■ GIVEN REQUEST: Search the records for "уклоном". Copy every line where it appears.

[Dataset entries]
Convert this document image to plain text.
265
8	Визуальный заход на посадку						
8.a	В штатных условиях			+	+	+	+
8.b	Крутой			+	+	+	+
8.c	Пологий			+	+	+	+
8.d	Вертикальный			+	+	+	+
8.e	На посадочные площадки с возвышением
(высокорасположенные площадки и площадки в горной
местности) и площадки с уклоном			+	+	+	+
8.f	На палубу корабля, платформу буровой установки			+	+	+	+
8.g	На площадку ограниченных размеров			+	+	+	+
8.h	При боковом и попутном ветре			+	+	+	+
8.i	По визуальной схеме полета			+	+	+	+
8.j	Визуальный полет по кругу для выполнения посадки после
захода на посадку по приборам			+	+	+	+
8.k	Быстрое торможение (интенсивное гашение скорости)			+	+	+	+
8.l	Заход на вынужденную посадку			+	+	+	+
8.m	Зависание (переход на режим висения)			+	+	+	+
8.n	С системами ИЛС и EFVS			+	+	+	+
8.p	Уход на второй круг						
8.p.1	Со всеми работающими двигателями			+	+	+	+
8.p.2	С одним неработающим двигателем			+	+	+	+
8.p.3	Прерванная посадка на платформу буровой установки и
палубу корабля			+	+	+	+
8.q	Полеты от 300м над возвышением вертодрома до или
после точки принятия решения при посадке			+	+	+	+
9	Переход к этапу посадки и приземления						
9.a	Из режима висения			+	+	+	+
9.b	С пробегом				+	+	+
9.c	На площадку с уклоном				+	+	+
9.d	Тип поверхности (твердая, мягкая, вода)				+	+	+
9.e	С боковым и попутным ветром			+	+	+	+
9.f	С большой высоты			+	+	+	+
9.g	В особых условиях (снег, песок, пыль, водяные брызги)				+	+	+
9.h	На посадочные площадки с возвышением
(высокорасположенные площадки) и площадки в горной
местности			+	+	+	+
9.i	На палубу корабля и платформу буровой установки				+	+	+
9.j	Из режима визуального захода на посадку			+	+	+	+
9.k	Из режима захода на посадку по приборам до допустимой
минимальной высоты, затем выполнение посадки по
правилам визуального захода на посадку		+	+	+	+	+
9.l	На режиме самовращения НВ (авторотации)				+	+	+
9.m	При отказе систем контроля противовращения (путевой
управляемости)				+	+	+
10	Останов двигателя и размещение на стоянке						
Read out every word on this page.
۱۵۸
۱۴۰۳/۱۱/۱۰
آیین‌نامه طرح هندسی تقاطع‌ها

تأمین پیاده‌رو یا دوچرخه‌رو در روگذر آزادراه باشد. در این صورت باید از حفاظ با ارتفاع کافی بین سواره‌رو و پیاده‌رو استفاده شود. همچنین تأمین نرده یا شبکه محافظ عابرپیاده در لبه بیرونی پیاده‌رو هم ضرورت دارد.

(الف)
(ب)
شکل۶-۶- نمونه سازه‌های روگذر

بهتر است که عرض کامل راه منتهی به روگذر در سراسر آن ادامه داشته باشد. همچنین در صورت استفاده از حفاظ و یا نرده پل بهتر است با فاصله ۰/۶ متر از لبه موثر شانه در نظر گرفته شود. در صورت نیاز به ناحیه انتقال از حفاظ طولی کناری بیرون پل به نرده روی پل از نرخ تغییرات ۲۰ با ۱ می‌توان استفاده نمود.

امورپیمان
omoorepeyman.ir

■ TASK SOLUTION:
местности) и площадки с уклоном			+	+	+	+
9.c	На площадку с уклоном				+	+	+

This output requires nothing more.